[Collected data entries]

• • • •

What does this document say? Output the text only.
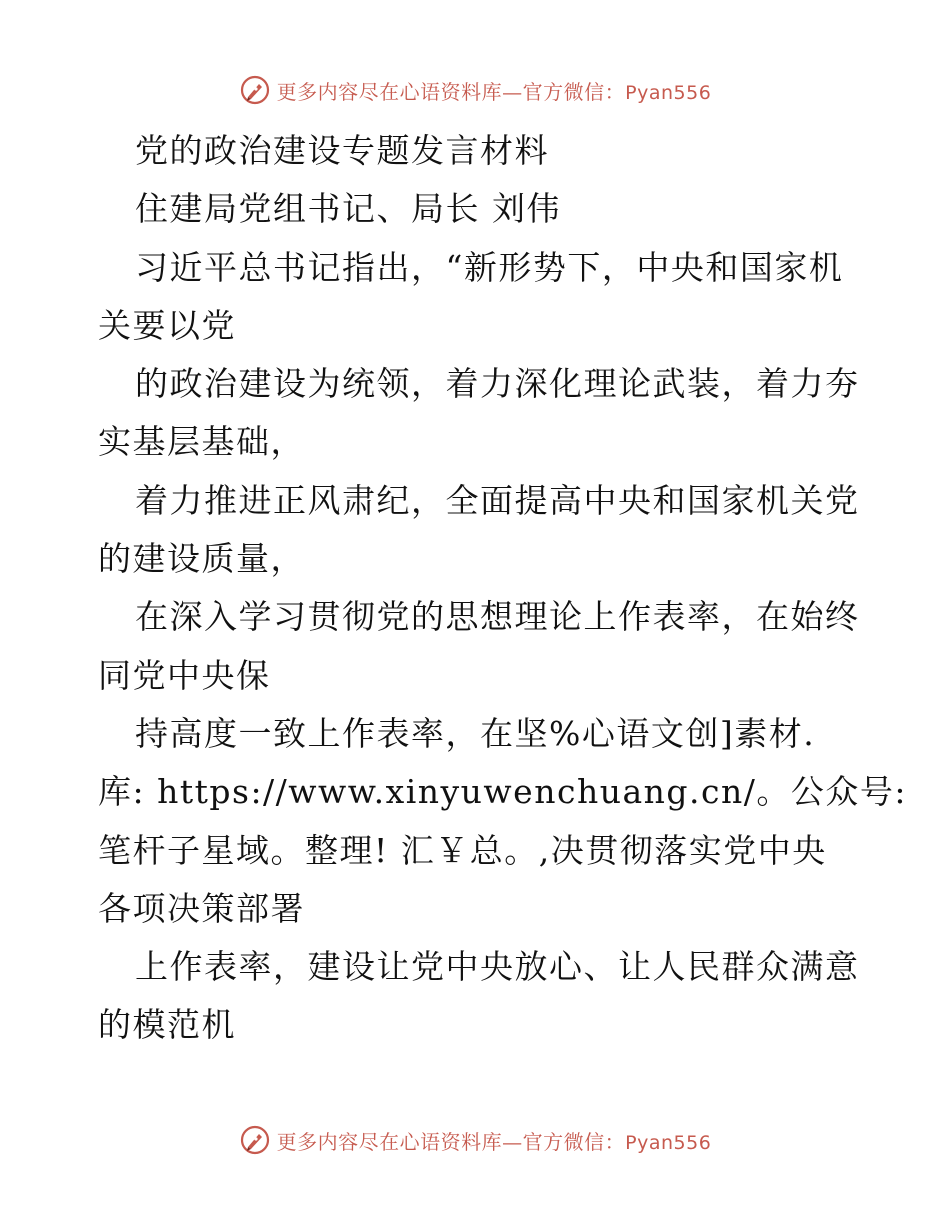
更多内容尽在心语资料库—官方微信：Pyan556
党的政治建设专题发言材料
住建局党组书记、局长 刘伟
习近平总书记指出，“新形势下，中央和国家机
关要以党
的政治建设为统领，着力深化理论武装，着力夯
实基层基础，
着力推进正风肃纪，全面提高中央和国家机关党
的建设质量，
在深入学习贯彻党的思想理论上作表率，在始终
同党中央保
持高度一致上作表率，在坚%心语文创]素材.
库: https://www.xinyuwenchuang.cn/。公众号:
笔杆子星域。整理! 汇￥总。,决贯彻落实党中央
各项决策部署
上作表率，建设让党中央放心、让人民群众满意
的模范机
更多内容尽在心语资料库—官方微信：Pyan556
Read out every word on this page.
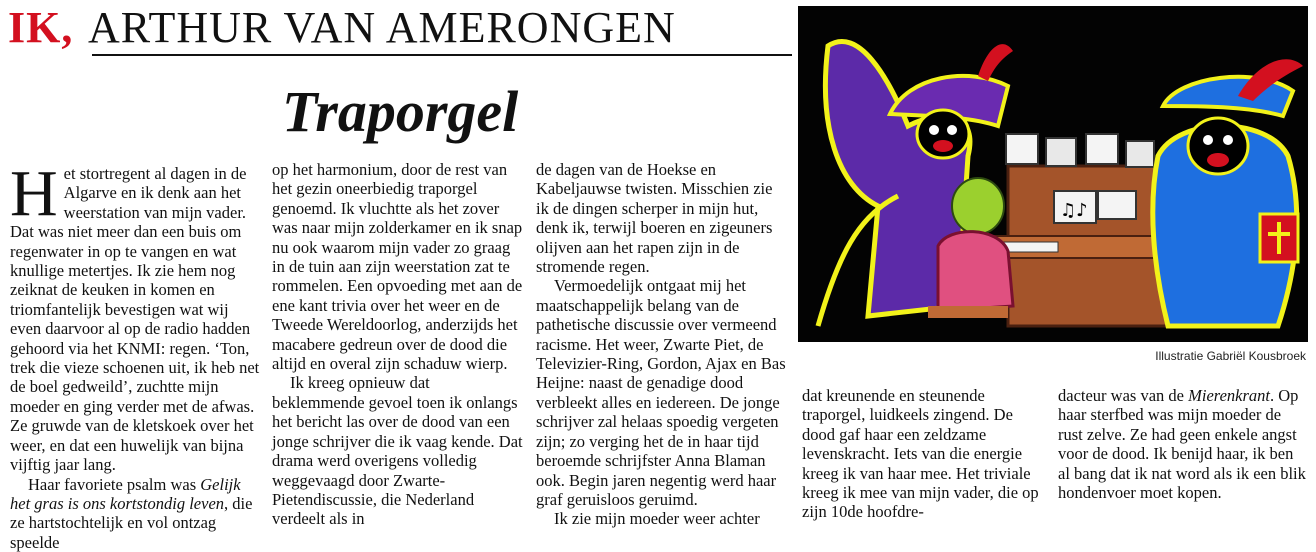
IK, ARTHUR VAN AMERONGEN
Traporgel

Het stortregent al dagen in de Algarve en ik denk aan het weerstation van mijn vader. Dat was niet meer dan een buis om regenwater in op te vangen en wat knullige metertjes. Ik zie hem nog zeiknat de keuken in komen en triomfantelijk bevestigen wat wij even daarvoor al op de radio hadden gehoord via het KNMI: regen. ‘Ton, trek die vieze schoenen uit, ik heb net de boel gedweild’, zuchtte mijn moeder en ging verder met de afwas. Ze gruwde van de kletskoek over het weer, en dat een huwelijk van bijna vijftig jaar lang.

Haar favoriete psalm was Gelijk het gras is ons kortstondig leven, die ze hartstochtelijk en vol ontzag speelde

op het harmonium, door de rest van het gezin oneerbiedig traporgel genoemd. Ik vluchtte als het zover was naar mijn zolderkamer en ik snap nu ook waarom mijn vader zo graag in de tuin aan zijn weerstation zat te rommelen. Een opvoeding met aan de ene kant trivia over het weer en de Tweede Wereldoorlog, anderzijds het macabere gedreun over de dood die altijd en overal zijn schaduw wierp.

Ik kreeg opnieuw dat beklemmende gevoel toen ik onlangs het bericht las over de dood van een jonge schrijver die ik vaag kende. Dat drama werd overigens volledig weggevaagd door Zwarte-Pietendiscussie, die Nederland verdeelt als in

de dagen van de Hoekse en Kabeljauwse twisten. Misschien zie ik de dingen scherper in mijn hut, denk ik, terwijl boeren en zigeuners olijven aan het rapen zijn in de stromende regen.

Vermoedelijk ontgaat mij het maatschappelijk belang van de pathetische discussie over vermeend racisme. Het weer, Zwarte Piet, de Televizier-Ring, Gordon, Ajax en Bas Heijne: naast de genadige dood verbleekt alles en iedereen. De jonge schrijver zal helaas spoedig vergeten zijn; zo verging het de in haar tijd beroemde schrijfster Anna Blaman ook. Begin jaren negentig werd haar graf geruisloos geruimd.

Ik zie mijn moeder weer achter

dat kreunende en steunende traporgel, luidkeels zingend. De dood gaf haar een zeldzame levenskracht. Iets van die energie kreeg ik van haar mee. Het triviale kreeg ik mee van mijn vader, die op zijn 10de hoofdre-

dacteur was van de Mierenkrant. Op haar sterfbed was mijn moeder de rust zelve. Ze had geen enkele angst voor de dood. Ik benijd haar, ik ben al bang dat ik nat word als ik een blik hondenvoer moet kopen.

♫♪
Illustratie Gabriël Kousbroek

• • • •

### DIRECTIONS
Leave out the pictures and transcribe the entries above exactly.

### OUTPUT FOR THIS TASK
What does this document say? Output the text only.
更多内容尽在心语资料库—官方微信：Pyan556
党的政治建设专题发言材料
住建局党组书记、局长 刘伟
习近平总书记指出，“新形势下，中央和国家机
关要以党
的政治建设为统领，着力深化理论武装，着力夯
实基层基础，
着力推进正风肃纪，全面提高中央和国家机关党
的建设质量，
在深入学习贯彻党的思想理论上作表率，在始终
同党中央保
持高度一致上作表率，在坚%心语文创]素材.
库: https://www.xinyuwenchuang.cn/。公众号:
笔杆子星域。整理! 汇￥总。,决贯彻落实党中央
各项决策部署
上作表率，建设让党中央放心、让人民群众满意
的模范机
更多内容尽在心语资料库—官方微信：Pyan556
Read out every word on this page.
IK, ARTHUR VAN AMERONGEN
Traporgel

Het stortregent al dagen in de Algarve en ik denk aan het weerstation van mijn vader. Dat was niet meer dan een buis om regenwater in op te vangen en wat knullige metertjes. Ik zie hem nog zeiknat de keuken in komen en triomfantelijk bevestigen wat wij even daarvoor al op de radio hadden gehoord via het KNMI: regen. ‘Ton, trek die vieze schoenen uit, ik heb net de boel gedweild’, zuchtte mijn moeder en ging verder met de afwas. Ze gruwde van de kletskoek over het weer, en dat een huwelijk van bijna vijftig jaar lang.

Haar favoriete psalm was Gelijk het gras is ons kortstondig leven, die ze hartstochtelijk en vol ontzag speelde

op het harmonium, door de rest van het gezin oneerbiedig traporgel genoemd. Ik vluchtte als het zover was naar mijn zolderkamer en ik snap nu ook waarom mijn vader zo graag in de tuin aan zijn weerstation zat te rommelen. Een opvoeding met aan de ene kant trivia over het weer en de Tweede Wereldoorlog, anderzijds het macabere gedreun over de dood die altijd en overal zijn schaduw wierp.

Ik kreeg opnieuw dat beklemmende gevoel toen ik onlangs het bericht las over de dood van een jonge schrijver die ik vaag kende. Dat drama werd overigens volledig weggevaagd door Zwarte-Pietendiscussie, die Nederland verdeelt als in

de dagen van de Hoekse en Kabeljauwse twisten. Misschien zie ik de dingen scherper in mijn hut, denk ik, terwijl boeren en zigeuners olijven aan het rapen zijn in de stromende regen.

Vermoedelijk ontgaat mij het maatschappelijk belang van de pathetische discussie over vermeend racisme. Het weer, Zwarte Piet, de Televizier-Ring, Gordon, Ajax en Bas Heijne: naast de genadige dood verbleekt alles en iedereen. De jonge schrijver zal helaas spoedig vergeten zijn; zo verging het de in haar tijd beroemde schrijfster Anna Blaman ook. Begin jaren negentig werd haar graf geruisloos geruimd.

Ik zie mijn moeder weer achter

dat kreunende en steunende traporgel, luidkeels zingend. De dood gaf haar een zeldzame levenskracht. Iets van die energie kreeg ik van haar mee. Het triviale kreeg ik mee van mijn vader, die op zijn 10de hoofdre-

dacteur was van de Mierenkrant. Op haar sterfbed was mijn moeder de rust zelve. Ze had geen enkele angst voor de dood. Ik benijd haar, ik ben al bang dat ik nat word als ik een blik hondenvoer moet kopen.

♫♪
Illustratie Gabriël Kousbroek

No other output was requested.